**Task description**. Transcribe all the entries word for word, omitting any pictures they contain.

-- BEGIN Dataset entries --

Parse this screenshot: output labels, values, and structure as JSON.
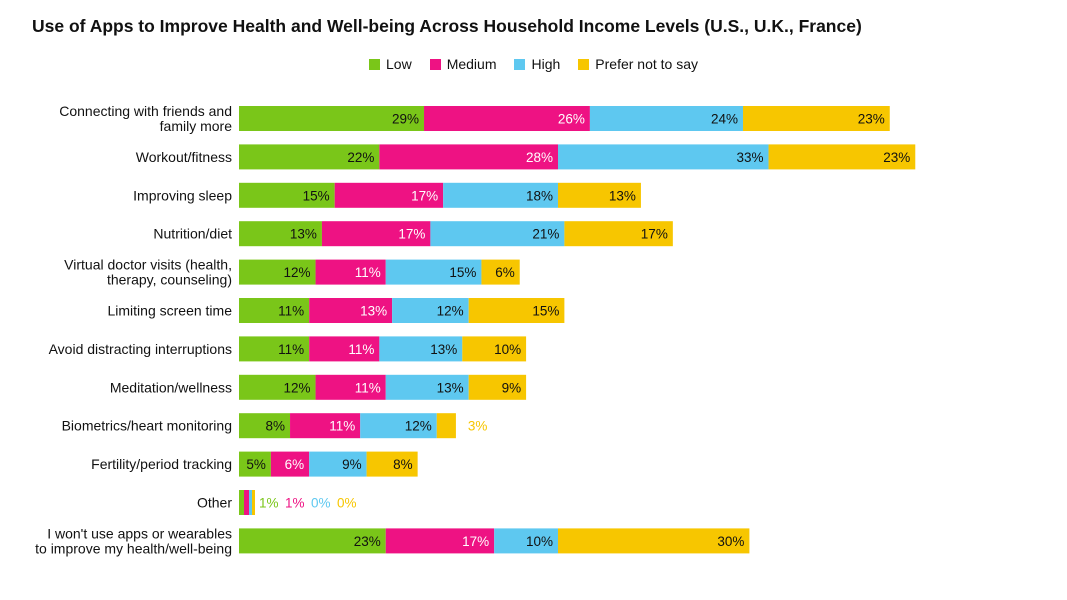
{
  "chart_data": {
    "type": "bar",
    "orientation": "horizontal",
    "stacked": true,
    "title": "Use of Apps to Improve Health and Well-being Across Household Income Levels (U.S., U.K., France)",
    "categories": [
      [
        "Connecting with friends and",
        "family more"
      ],
      [
        "Workout/fitness"
      ],
      [
        "Improving sleep"
      ],
      [
        "Nutrition/diet"
      ],
      [
        "Virtual doctor visits (health,",
        "therapy, counseling)"
      ],
      [
        "Limiting screen time"
      ],
      [
        "Avoid distracting interruptions"
      ],
      [
        "Meditation/wellness"
      ],
      [
        "Biometrics/heart monitoring"
      ],
      [
        "Fertility/period tracking"
      ],
      [
        "Other"
      ],
      [
        "I won't use apps or wearables",
        "to improve my health/well-being"
      ]
    ],
    "series": [
      {
        "name": "Low",
        "color": "#7ac619",
        "values": [
          29,
          22,
          15,
          13,
          12,
          11,
          11,
          12,
          8,
          5,
          1,
          23
        ]
      },
      {
        "name": "Medium",
        "color": "#ee1283",
        "values": [
          26,
          28,
          17,
          17,
          11,
          13,
          11,
          11,
          11,
          6,
          1,
          17
        ]
      },
      {
        "name": "High",
        "color": "#5ec8f0",
        "values": [
          24,
          33,
          18,
          21,
          15,
          12,
          13,
          13,
          12,
          9,
          0,
          10
        ]
      },
      {
        "name": "Prefer not to say",
        "color": "#f7c600",
        "values": [
          23,
          23,
          13,
          17,
          6,
          15,
          10,
          9,
          3,
          8,
          0,
          30
        ]
      }
    ],
    "value_suffix": "%",
    "legend_position": "top-center"
  }
}
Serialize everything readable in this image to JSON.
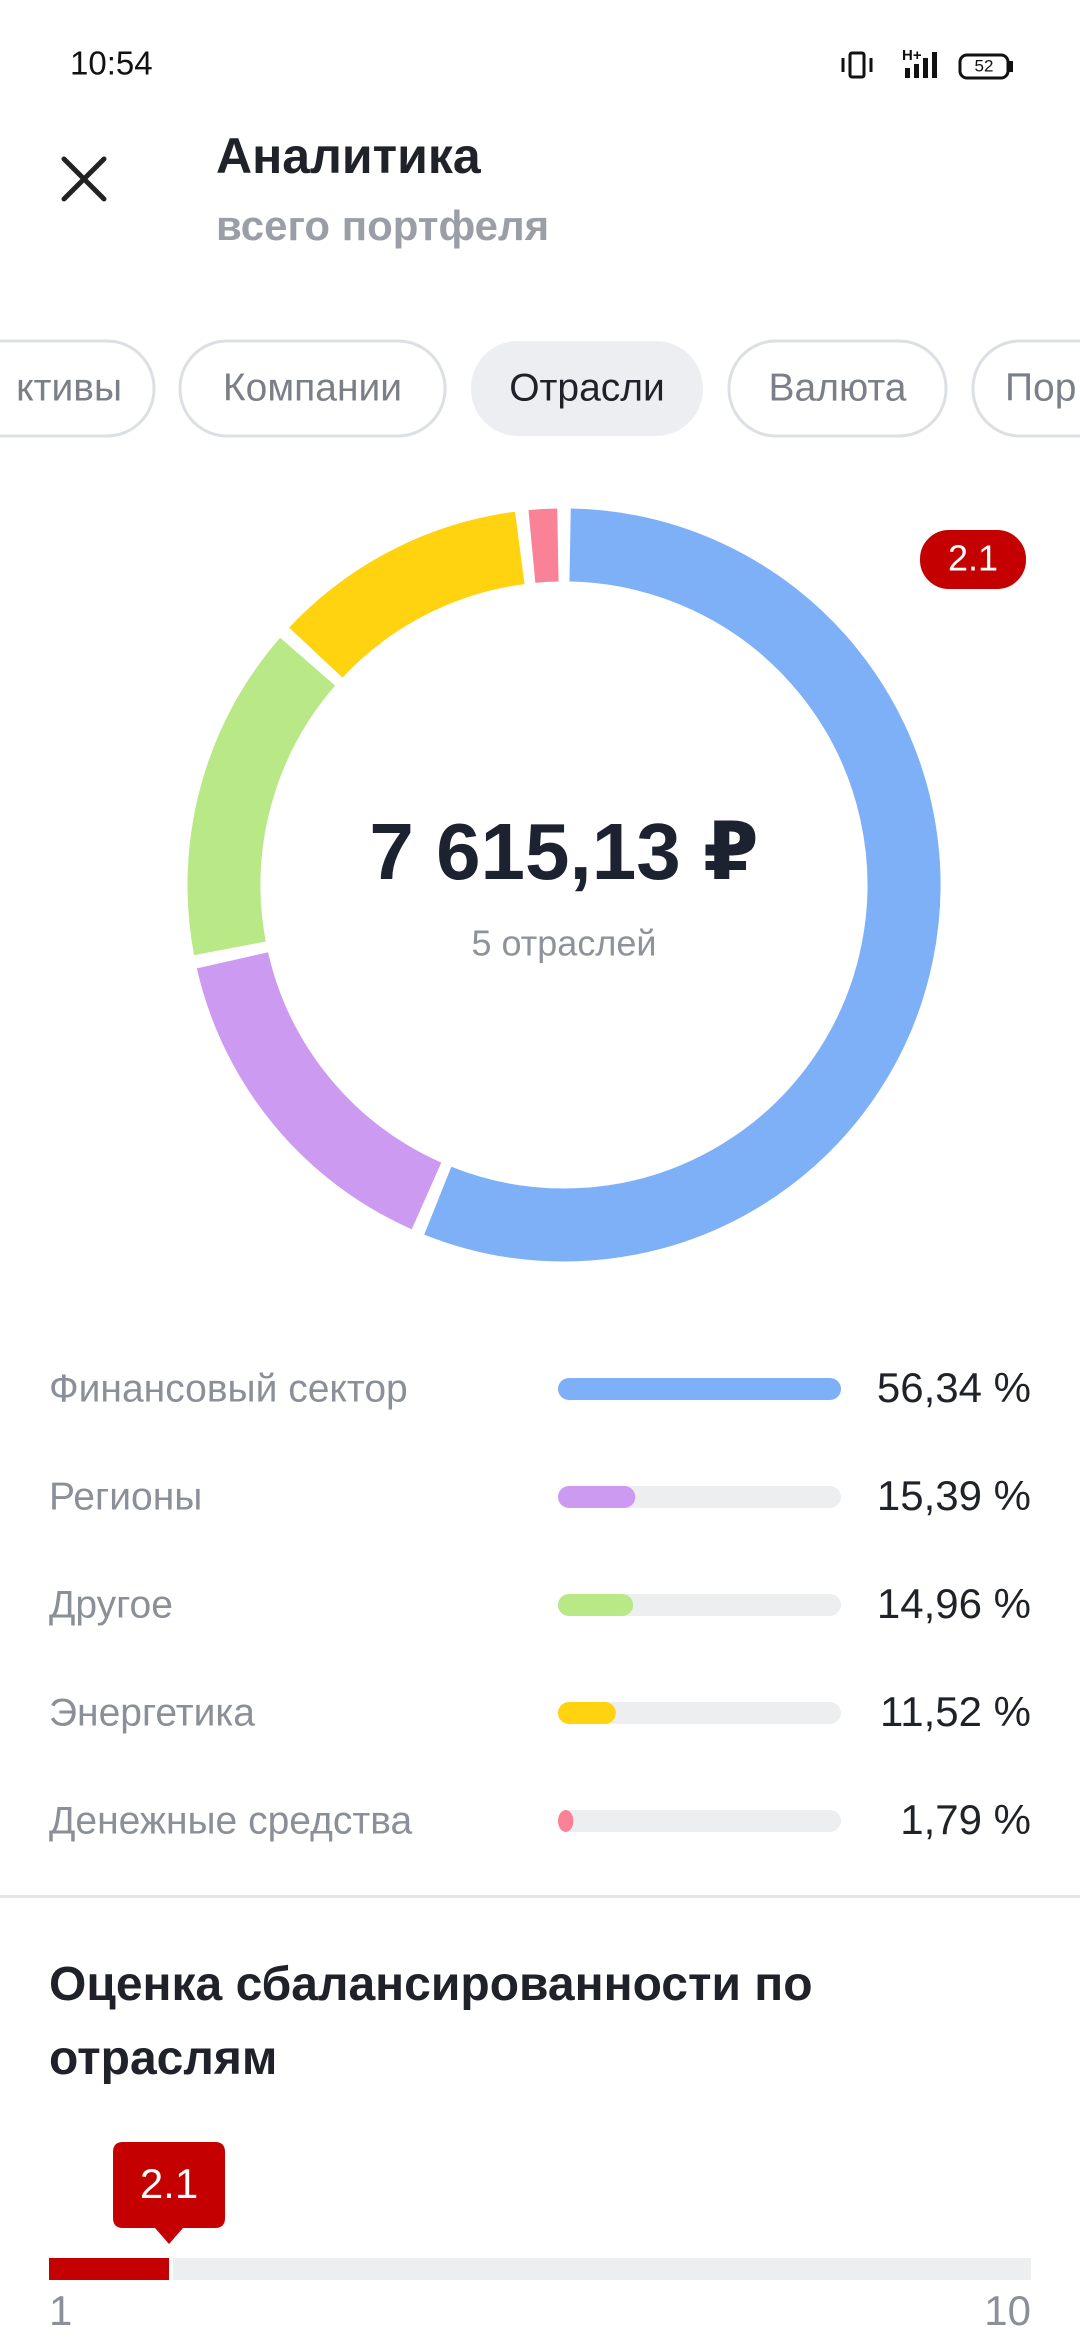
{
  "status_bar": {
    "time": "10:54",
    "network": "H+",
    "battery": "52"
  },
  "header": {
    "title": "Аналитика",
    "subtitle": "всего портфеля"
  },
  "tabs": [
    {
      "label": "ктивы",
      "selected": false
    },
    {
      "label": "Компании",
      "selected": false
    },
    {
      "label": "Отрасли",
      "selected": true
    },
    {
      "label": "Валюта",
      "selected": false
    },
    {
      "label": "Пор",
      "selected": false
    }
  ],
  "chart": {
    "type": "donut",
    "total": "7 615,13 ₽",
    "subtitle": "5 отраслей",
    "categories": [
      "Финансовый сектор",
      "Регионы",
      "Другое",
      "Энергетика",
      "Денежные средства"
    ],
    "values": [
      56.34,
      15.39,
      14.96,
      11.52,
      1.79
    ],
    "value_labels": [
      "56,34 %",
      "15,39 %",
      "14,96 %",
      "11,52 %",
      "1,79 %"
    ],
    "colors": [
      "#7eb0f8",
      "#cc9af0",
      "#b9e986",
      "#ffd30f",
      "#f98296"
    ]
  },
  "score": {
    "title": "Оценка сбалансированности по отраслям",
    "value": 2.1,
    "min": {
      "value": 1,
      "label": "1"
    },
    "max": {
      "value": 10,
      "label": "10"
    }
  }
}
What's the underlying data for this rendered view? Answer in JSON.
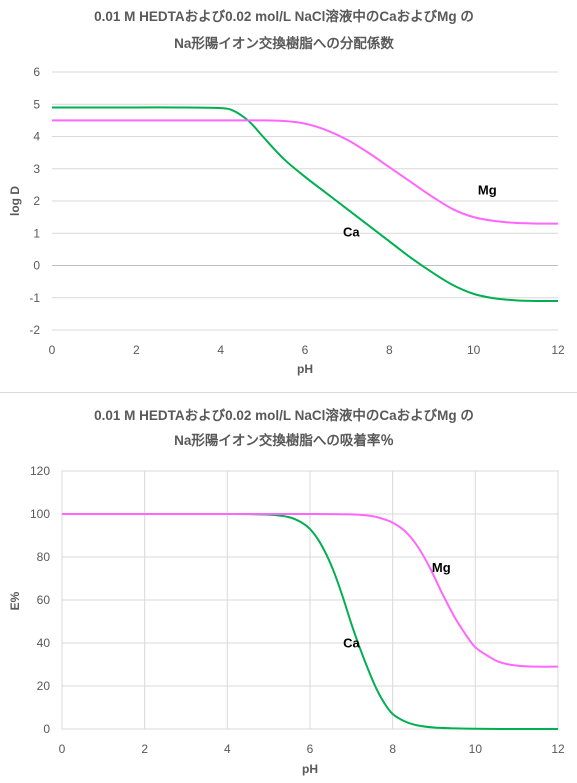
{
  "colors": {
    "ca": "#00b050",
    "mg": "#ff66ff",
    "grid": "#d9d9d9",
    "text": "#595959"
  },
  "chart_data": [
    {
      "type": "line",
      "title_line1": "0.01 M HEDTAおよび0.02 mol/L NaCl溶液中のCaおよびMg の",
      "title_line2": "Na形陽イオン交換樹脂への分配係数",
      "xlabel": "pH",
      "ylabel": "log D",
      "xlim": [
        0,
        12
      ],
      "ylim": [
        -2,
        6
      ],
      "xticks": [
        "0",
        "2",
        "4",
        "6",
        "8",
        "10",
        "12"
      ],
      "yticks": [
        "-2",
        "-1",
        "0",
        "1",
        "2",
        "3",
        "4",
        "5",
        "6"
      ],
      "grid": "horizontal",
      "series": [
        {
          "name": "Ca",
          "color": "#00b050",
          "x": [
            0,
            1,
            2,
            3,
            4,
            4.3,
            4.6,
            4.8,
            5,
            5.5,
            6,
            6.5,
            7,
            7.5,
            8,
            8.5,
            9,
            9.5,
            10,
            10.5,
            11,
            11.5,
            12
          ],
          "y": [
            4.9,
            4.9,
            4.9,
            4.9,
            4.88,
            4.8,
            4.55,
            4.3,
            4.0,
            3.3,
            2.75,
            2.25,
            1.75,
            1.25,
            0.75,
            0.25,
            -0.2,
            -0.6,
            -0.88,
            -1.02,
            -1.08,
            -1.1,
            -1.1
          ]
        },
        {
          "name": "Mg",
          "color": "#ff66ff",
          "x": [
            0,
            1,
            2,
            3,
            4,
            5,
            5.5,
            6,
            6.5,
            7,
            7.5,
            8,
            8.5,
            9,
            9.5,
            10,
            10.5,
            11,
            11.5,
            12
          ],
          "y": [
            4.5,
            4.5,
            4.5,
            4.5,
            4.5,
            4.5,
            4.48,
            4.4,
            4.2,
            3.9,
            3.5,
            3.05,
            2.6,
            2.15,
            1.75,
            1.5,
            1.38,
            1.32,
            1.3,
            1.3
          ]
        }
      ],
      "annotations": [
        {
          "text": "Mg",
          "x": 10.1,
          "y": 2.2
        },
        {
          "text": "Ca",
          "x": 6.9,
          "y": 0.9
        }
      ]
    },
    {
      "type": "line",
      "title_line1": "0.01 M HEDTAおよび0.02 mol/L NaCl溶液中のCaおよびMg の",
      "title_line2": "Na形陽イオン交換樹脂への吸着率％",
      "xlabel": "pH",
      "ylabel": "E%",
      "xlim": [
        0,
        12
      ],
      "ylim": [
        0,
        120
      ],
      "xticks": [
        "0",
        "2",
        "4",
        "6",
        "8",
        "10",
        "12"
      ],
      "yticks": [
        "0",
        "20",
        "40",
        "60",
        "80",
        "100",
        "120"
      ],
      "grid": "both",
      "series": [
        {
          "name": "Ca",
          "color": "#00b050",
          "x": [
            0,
            2,
            4,
            5,
            5.5,
            5.8,
            6,
            6.2,
            6.4,
            6.6,
            6.8,
            7,
            7.2,
            7.4,
            7.6,
            7.8,
            8,
            8.3,
            8.6,
            9,
            9.5,
            10,
            11,
            12
          ],
          "y": [
            100,
            100,
            100,
            99.7,
            98.5,
            96,
            93,
            88,
            81,
            72,
            61,
            49,
            38,
            28,
            19,
            12,
            7,
            3.5,
            1.7,
            0.7,
            0.3,
            0.1,
            0,
            0
          ]
        },
        {
          "name": "Mg",
          "color": "#ff66ff",
          "x": [
            0,
            2,
            4,
            6,
            7,
            7.5,
            7.8,
            8,
            8.3,
            8.6,
            8.9,
            9.2,
            9.5,
            9.8,
            10,
            10.3,
            10.6,
            11,
            11.5,
            12
          ],
          "y": [
            100,
            100,
            100,
            100,
            99.8,
            99,
            97.5,
            96,
            92,
            85,
            75,
            63,
            52,
            43,
            38,
            34,
            31,
            29.5,
            29,
            29
          ]
        }
      ],
      "annotations": [
        {
          "text": "Mg",
          "x": 8.95,
          "y": 73
        },
        {
          "text": "Ca",
          "x": 6.8,
          "y": 38
        }
      ]
    }
  ]
}
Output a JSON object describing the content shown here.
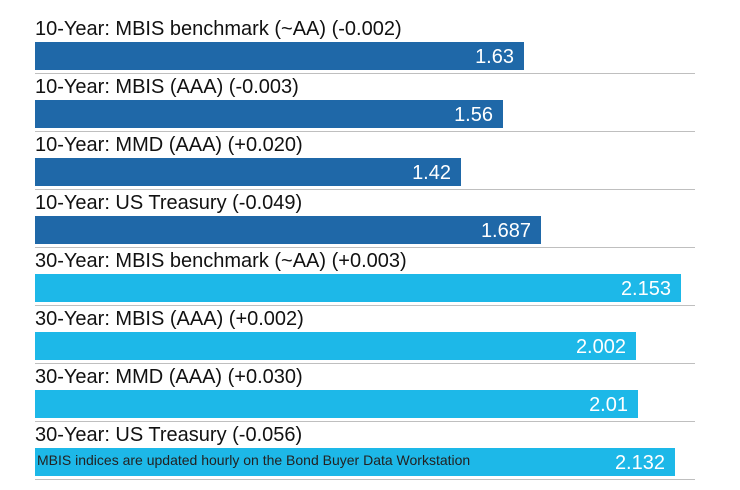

-- END Dataset entries --

**Exercise result**.
Parse this screenshot: output labels, values, and structure as JSON.
{
  "chart_data": {
    "type": "bar",
    "orientation": "horizontal",
    "stacked": true,
    "title": "Use of Apps to Improve Health and Well-being Across Household Income Levels (U.S., U.K., France)",
    "categories": [
      [
        "Connecting with friends and",
        "family more"
      ],
      [
        "Workout/fitness"
      ],
      [
        "Improving sleep"
      ],
      [
        "Nutrition/diet"
      ],
      [
        "Virtual doctor visits (health,",
        "therapy, counseling)"
      ],
      [
        "Limiting screen time"
      ],
      [
        "Avoid distracting interruptions"
      ],
      [
        "Meditation/wellness"
      ],
      [
        "Biometrics/heart monitoring"
      ],
      [
        "Fertility/period tracking"
      ],
      [
        "Other"
      ],
      [
        "I won't use apps or wearables",
        "to improve my health/well-being"
      ]
    ],
    "series": [
      {
        "name": "Low",
        "color": "#7ac619",
        "values": [
          29,
          22,
          15,
          13,
          12,
          11,
          11,
          12,
          8,
          5,
          1,
          23
        ]
      },
      {
        "name": "Medium",
        "color": "#ee1283",
        "values": [
          26,
          28,
          17,
          17,
          11,
          13,
          11,
          11,
          11,
          6,
          1,
          17
        ]
      },
      {
        "name": "High",
        "color": "#5ec8f0",
        "values": [
          24,
          33,
          18,
          21,
          15,
          12,
          13,
          13,
          12,
          9,
          0,
          10
        ]
      },
      {
        "name": "Prefer not to say",
        "color": "#f7c600",
        "values": [
          23,
          23,
          13,
          17,
          6,
          15,
          10,
          9,
          3,
          8,
          0,
          30
        ]
      }
    ],
    "value_suffix": "%",
    "legend_position": "top-center"
  }
}
Serialize everything readable in this image to JSON.
{
  "status_bar": {
    "time": "10:54",
    "network": "H+",
    "battery": "52"
  },
  "header": {
    "title": "Аналитика",
    "subtitle": "всего портфеля"
  },
  "tabs": [
    {
      "label": "ктивы",
      "selected": false
    },
    {
      "label": "Компании",
      "selected": false
    },
    {
      "label": "Отрасли",
      "selected": true
    },
    {
      "label": "Валюта",
      "selected": false
    },
    {
      "label": "Пор",
      "selected": false
    }
  ],
  "chart": {
    "type": "donut",
    "total": "7 615,13 ₽",
    "subtitle": "5 отраслей",
    "categories": [
      "Финансовый сектор",
      "Регионы",
      "Другое",
      "Энергетика",
      "Денежные средства"
    ],
    "values": [
      56.34,
      15.39,
      14.96,
      11.52,
      1.79
    ],
    "value_labels": [
      "56,34 %",
      "15,39 %",
      "14,96 %",
      "11,52 %",
      "1,79 %"
    ],
    "colors": [
      "#7eb0f8",
      "#cc9af0",
      "#b9e986",
      "#ffd30f",
      "#f98296"
    ]
  },
  "score": {
    "title": "Оценка сбалансированности по отраслям",
    "value": 2.1,
    "min": {
      "value": 1,
      "label": "1"
    },
    "max": {
      "value": 10,
      "label": "10"
    }
  }
}
What's the underlying data for this rendered view? Answer in JSON.
{
  "colors": {
    "ca": "#00b050",
    "mg": "#ff66ff",
    "grid": "#d9d9d9",
    "text": "#595959"
  },
  "chart_data": [
    {
      "type": "line",
      "title_line1": "0.01 M HEDTAおよび0.02 mol/L NaCl溶液中のCaおよびMg の",
      "title_line2": "Na形陽イオン交換樹脂への分配係数",
      "xlabel": "pH",
      "ylabel": "log D",
      "xlim": [
        0,
        12
      ],
      "ylim": [
        -2,
        6
      ],
      "xticks": [
        "0",
        "2",
        "4",
        "6",
        "8",
        "10",
        "12"
      ],
      "yticks": [
        "-2",
        "-1",
        "0",
        "1",
        "2",
        "3",
        "4",
        "5",
        "6"
      ],
      "grid": "horizontal",
      "series": [
        {
          "name": "Ca",
          "color": "#00b050",
          "x": [
            0,
            1,
            2,
            3,
            4,
            4.3,
            4.6,
            4.8,
            5,
            5.5,
            6,
            6.5,
            7,
            7.5,
            8,
            8.5,
            9,
            9.5,
            10,
            10.5,
            11,
            11.5,
            12
          ],
          "y": [
            4.9,
            4.9,
            4.9,
            4.9,
            4.88,
            4.8,
            4.55,
            4.3,
            4.0,
            3.3,
            2.75,
            2.25,
            1.75,
            1.25,
            0.75,
            0.25,
            -0.2,
            -0.6,
            -0.88,
            -1.02,
            -1.08,
            -1.1,
            -1.1
          ]
        },
        {
          "name": "Mg",
          "color": "#ff66ff",
          "x": [
            0,
            1,
            2,
            3,
            4,
            5,
            5.5,
            6,
            6.5,
            7,
            7.5,
            8,
            8.5,
            9,
            9.5,
            10,
            10.5,
            11,
            11.5,
            12
          ],
          "y": [
            4.5,
            4.5,
            4.5,
            4.5,
            4.5,
            4.5,
            4.48,
            4.4,
            4.2,
            3.9,
            3.5,
            3.05,
            2.6,
            2.15,
            1.75,
            1.5,
            1.38,
            1.32,
            1.3,
            1.3
          ]
        }
      ],
      "annotations": [
        {
          "text": "Mg",
          "x": 10.1,
          "y": 2.2
        },
        {
          "text": "Ca",
          "x": 6.9,
          "y": 0.9
        }
      ]
    },
    {
      "type": "line",
      "title_line1": "0.01 M HEDTAおよび0.02 mol/L NaCl溶液中のCaおよびMg の",
      "title_line2": "Na形陽イオン交換樹脂への吸着率％",
      "xlabel": "pH",
      "ylabel": "E%",
      "xlim": [
        0,
        12
      ],
      "ylim": [
        0,
        120
      ],
      "xticks": [
        "0",
        "2",
        "4",
        "6",
        "8",
        "10",
        "12"
      ],
      "yticks": [
        "0",
        "20",
        "40",
        "60",
        "80",
        "100",
        "120"
      ],
      "grid": "both",
      "series": [
        {
          "name": "Ca",
          "color": "#00b050",
          "x": [
            0,
            2,
            4,
            5,
            5.5,
            5.8,
            6,
            6.2,
            6.4,
            6.6,
            6.8,
            7,
            7.2,
            7.4,
            7.6,
            7.8,
            8,
            8.3,
            8.6,
            9,
            9.5,
            10,
            11,
            12
          ],
          "y": [
            100,
            100,
            100,
            99.7,
            98.5,
            96,
            93,
            88,
            81,
            72,
            61,
            49,
            38,
            28,
            19,
            12,
            7,
            3.5,
            1.7,
            0.7,
            0.3,
            0.1,
            0,
            0
          ]
        },
        {
          "name": "Mg",
          "color": "#ff66ff",
          "x": [
            0,
            2,
            4,
            6,
            7,
            7.5,
            7.8,
            8,
            8.3,
            8.6,
            8.9,
            9.2,
            9.5,
            9.8,
            10,
            10.3,
            10.6,
            11,
            11.5,
            12
          ],
          "y": [
            100,
            100,
            100,
            100,
            99.8,
            99,
            97.5,
            96,
            92,
            85,
            75,
            63,
            52,
            43,
            38,
            34,
            31,
            29.5,
            29,
            29
          ]
        }
      ],
      "annotations": [
        {
          "text": "Mg",
          "x": 8.95,
          "y": 73
        },
        {
          "text": "Ca",
          "x": 6.8,
          "y": 38
        }
      ]
    }
  ]
}
Output a JSON object describing the content shown here.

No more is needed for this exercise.